═════ Input

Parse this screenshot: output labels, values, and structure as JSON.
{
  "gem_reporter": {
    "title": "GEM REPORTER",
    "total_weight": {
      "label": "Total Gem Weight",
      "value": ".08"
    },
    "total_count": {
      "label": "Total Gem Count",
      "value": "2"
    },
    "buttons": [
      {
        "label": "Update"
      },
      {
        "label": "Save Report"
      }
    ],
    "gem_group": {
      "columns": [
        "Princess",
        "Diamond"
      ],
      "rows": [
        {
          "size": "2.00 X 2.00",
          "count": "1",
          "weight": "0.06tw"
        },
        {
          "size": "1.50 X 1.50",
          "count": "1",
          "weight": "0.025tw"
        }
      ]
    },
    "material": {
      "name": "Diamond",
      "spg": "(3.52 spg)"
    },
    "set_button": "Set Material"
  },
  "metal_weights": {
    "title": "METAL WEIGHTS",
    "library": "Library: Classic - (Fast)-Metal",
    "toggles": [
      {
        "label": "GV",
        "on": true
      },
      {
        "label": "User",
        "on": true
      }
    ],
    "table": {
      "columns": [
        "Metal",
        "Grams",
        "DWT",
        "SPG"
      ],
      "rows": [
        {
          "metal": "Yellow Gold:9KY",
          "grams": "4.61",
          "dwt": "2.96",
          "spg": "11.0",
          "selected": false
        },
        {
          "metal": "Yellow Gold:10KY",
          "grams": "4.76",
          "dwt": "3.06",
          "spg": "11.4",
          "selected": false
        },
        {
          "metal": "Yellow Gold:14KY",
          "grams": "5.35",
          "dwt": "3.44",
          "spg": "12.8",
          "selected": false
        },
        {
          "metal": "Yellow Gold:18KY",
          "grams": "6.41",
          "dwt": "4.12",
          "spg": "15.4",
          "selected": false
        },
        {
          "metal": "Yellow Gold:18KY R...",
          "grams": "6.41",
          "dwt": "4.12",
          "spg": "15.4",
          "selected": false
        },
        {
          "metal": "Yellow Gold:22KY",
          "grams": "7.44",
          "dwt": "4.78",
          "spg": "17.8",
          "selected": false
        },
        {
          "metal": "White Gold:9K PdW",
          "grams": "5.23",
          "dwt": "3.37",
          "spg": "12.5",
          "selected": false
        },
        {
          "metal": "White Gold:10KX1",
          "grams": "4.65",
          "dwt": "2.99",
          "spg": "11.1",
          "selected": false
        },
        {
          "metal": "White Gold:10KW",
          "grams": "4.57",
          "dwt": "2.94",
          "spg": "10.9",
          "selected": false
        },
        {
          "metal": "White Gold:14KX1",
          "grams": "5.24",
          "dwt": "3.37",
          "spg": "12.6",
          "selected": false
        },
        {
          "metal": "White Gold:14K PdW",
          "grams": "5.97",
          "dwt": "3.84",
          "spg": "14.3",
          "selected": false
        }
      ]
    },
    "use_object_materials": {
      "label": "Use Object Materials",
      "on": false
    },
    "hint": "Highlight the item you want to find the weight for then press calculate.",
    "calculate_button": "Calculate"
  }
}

══════════

▶ Directions
Copy every line in the records above that contains the word "title".

▶ Correct answer
    "title": "GEM REPORTER",
    "title": "METAL WEIGHTS",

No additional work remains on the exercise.